**SELECTED EXCERPT**.

[Start of section]

ProDA [9] | 50.69 | 34.44 | 39.72 | 35.97 |
ProDA+DaDA | 54.83 | 35.75 | 42.14 | 37.09 |
Below folder structure outlines the contents of Distortion-aware Domain Adaptation Benchmarks datasets. We provide the complete set of the FDD dataset. However, we only provide information of classes and train/val file lists for other public datasets and you should download them individually (Woodscape, Cityscapes, GTAV).
## Fisheye Driving Dataset
fdd_trainval (FDD)
│ info_fdd.json (classes, label2train, label, palette)
│ train.txt (list of images and labels for training)
│ val.txt (list of images and labels for validation)
│
└───train
│ └───image
│ │ │ svm_front_[ID].png
│ │ │ ...
│ │ │ svm_rear_[ID].png
│ │ │ ...
│ │
│ └───label
│ │ svm_front_[ID].png
│ │ ...
│ │ svm_rear_[ID].png
│ │ ...
│
└───val
└───image
│ │ svm_front_[ID].png
│ │ ...
│ │ svm_rear_[ID].png
│ │ ...
│
└───label
│ svm_front_[ID].png
│ ...
│ svm_rear_[ID].png
│ ...
## Other Datasets for Distortion-aware Domain Adaptation Benchmarks
## Here we only provide annotation classes and train/val file lists used for our benchmarks.
woodscape_trainval (woodscape)
│ info_woodscape.json (classes, label2train, label, palette)
│ train.txt (list of images and labels for training)
│ val.txt (list of images and labels for validation)

[End of section]

Structured page parsing data:
[Start of section]

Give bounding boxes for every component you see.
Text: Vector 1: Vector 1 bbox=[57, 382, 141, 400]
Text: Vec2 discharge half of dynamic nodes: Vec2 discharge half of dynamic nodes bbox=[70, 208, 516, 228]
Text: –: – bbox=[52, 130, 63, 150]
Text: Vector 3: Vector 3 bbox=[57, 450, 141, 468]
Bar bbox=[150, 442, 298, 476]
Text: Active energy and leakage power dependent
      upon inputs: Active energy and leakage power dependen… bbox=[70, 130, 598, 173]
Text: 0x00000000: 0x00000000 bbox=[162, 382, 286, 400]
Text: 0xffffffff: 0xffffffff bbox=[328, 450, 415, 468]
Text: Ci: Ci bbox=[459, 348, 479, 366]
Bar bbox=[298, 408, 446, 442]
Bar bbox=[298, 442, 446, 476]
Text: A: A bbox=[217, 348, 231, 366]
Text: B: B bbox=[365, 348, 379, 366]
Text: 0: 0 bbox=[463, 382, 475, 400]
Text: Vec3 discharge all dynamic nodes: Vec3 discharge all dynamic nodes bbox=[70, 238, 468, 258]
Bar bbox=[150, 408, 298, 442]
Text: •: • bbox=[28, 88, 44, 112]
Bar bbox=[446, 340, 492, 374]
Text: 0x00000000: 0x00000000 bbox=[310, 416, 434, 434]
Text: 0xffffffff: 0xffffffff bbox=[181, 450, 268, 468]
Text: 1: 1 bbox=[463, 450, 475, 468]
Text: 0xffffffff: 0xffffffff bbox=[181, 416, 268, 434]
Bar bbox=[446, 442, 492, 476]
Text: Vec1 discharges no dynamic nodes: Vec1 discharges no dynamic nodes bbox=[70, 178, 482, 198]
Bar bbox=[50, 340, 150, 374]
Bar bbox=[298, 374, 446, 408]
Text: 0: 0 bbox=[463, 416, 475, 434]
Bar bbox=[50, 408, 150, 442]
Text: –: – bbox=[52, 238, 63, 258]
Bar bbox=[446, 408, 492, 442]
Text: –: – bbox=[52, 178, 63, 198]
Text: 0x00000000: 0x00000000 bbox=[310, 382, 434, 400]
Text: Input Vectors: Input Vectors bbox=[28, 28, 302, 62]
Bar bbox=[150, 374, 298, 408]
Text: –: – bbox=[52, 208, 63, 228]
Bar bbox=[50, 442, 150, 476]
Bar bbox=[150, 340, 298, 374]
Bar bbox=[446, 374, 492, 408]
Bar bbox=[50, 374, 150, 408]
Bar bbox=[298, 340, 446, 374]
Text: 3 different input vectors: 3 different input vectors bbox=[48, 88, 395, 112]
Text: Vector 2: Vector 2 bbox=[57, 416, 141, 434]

[End of section]

**PROBLEM DETAILS**. Please repeat word for word the part of the benchmark dataset excerpt between "ProDA [9] |" and "fdd_trainval (FDD)", inclusive. The material above is separate from the benchmark dataset excerpt.

**ANSWER SECTION**.
ProDA [9] | 50.69 | 34.44 | 39.72 | 35.97 |
ProDA+DaDA | 54.83 | 35.75 | 42.14 | 37.09 |
Below folder structure outlines the contents of Distortion-aware Domain Adaptation Benchmarks datasets. We provide the complete set of the FDD dataset. However, we only provide information of classes and train/val file lists for other public datasets and you should download them individually (Woodscape, Cityscapes, GTAV).
## Fisheye Driving Dataset
fdd_trainval (FDD)